* [OBJECTIVE]:
Select each line in the records below that contains the word "registration", treating uppercase and lowercase letters as different.

* [ENTRIES PROVIDED]:
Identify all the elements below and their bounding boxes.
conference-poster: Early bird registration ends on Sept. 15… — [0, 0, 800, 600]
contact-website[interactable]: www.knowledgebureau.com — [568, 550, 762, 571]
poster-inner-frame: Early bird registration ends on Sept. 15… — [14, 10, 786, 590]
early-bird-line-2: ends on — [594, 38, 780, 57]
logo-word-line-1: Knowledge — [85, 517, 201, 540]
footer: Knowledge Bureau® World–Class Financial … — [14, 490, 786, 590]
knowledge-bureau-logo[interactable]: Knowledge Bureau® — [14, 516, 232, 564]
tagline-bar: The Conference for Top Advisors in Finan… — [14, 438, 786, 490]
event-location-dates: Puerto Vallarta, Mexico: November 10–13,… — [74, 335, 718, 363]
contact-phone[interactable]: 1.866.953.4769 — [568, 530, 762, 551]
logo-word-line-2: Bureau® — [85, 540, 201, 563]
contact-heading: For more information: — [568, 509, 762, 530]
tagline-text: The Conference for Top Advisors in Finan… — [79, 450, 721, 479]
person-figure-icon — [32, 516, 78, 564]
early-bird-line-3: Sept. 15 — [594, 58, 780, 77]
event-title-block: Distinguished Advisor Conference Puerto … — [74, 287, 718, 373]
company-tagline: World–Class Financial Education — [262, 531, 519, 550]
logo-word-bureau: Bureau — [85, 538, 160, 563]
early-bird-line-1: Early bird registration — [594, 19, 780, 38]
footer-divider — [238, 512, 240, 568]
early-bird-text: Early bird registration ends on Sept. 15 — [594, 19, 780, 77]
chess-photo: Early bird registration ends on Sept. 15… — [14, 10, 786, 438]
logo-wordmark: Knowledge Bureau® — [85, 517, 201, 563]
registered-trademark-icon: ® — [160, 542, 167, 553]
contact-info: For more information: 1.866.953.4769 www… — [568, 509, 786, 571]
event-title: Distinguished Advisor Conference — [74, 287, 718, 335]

* [RESULT OF THIS EXERCISE]:
conference-poster: Early bird registration ends on Sept. 15… — [0, 0, 800, 600]
poster-inner-frame: Early bird registration ends on Sept. 15… — [14, 10, 786, 590]
early-bird-line-1: Early bird registration — [594, 19, 780, 38]
early-bird-text: Early bird registration ends on Sept. 15 — [594, 19, 780, 77]
chess-photo: Early bird registration ends on Sept. 15… — [14, 10, 786, 438]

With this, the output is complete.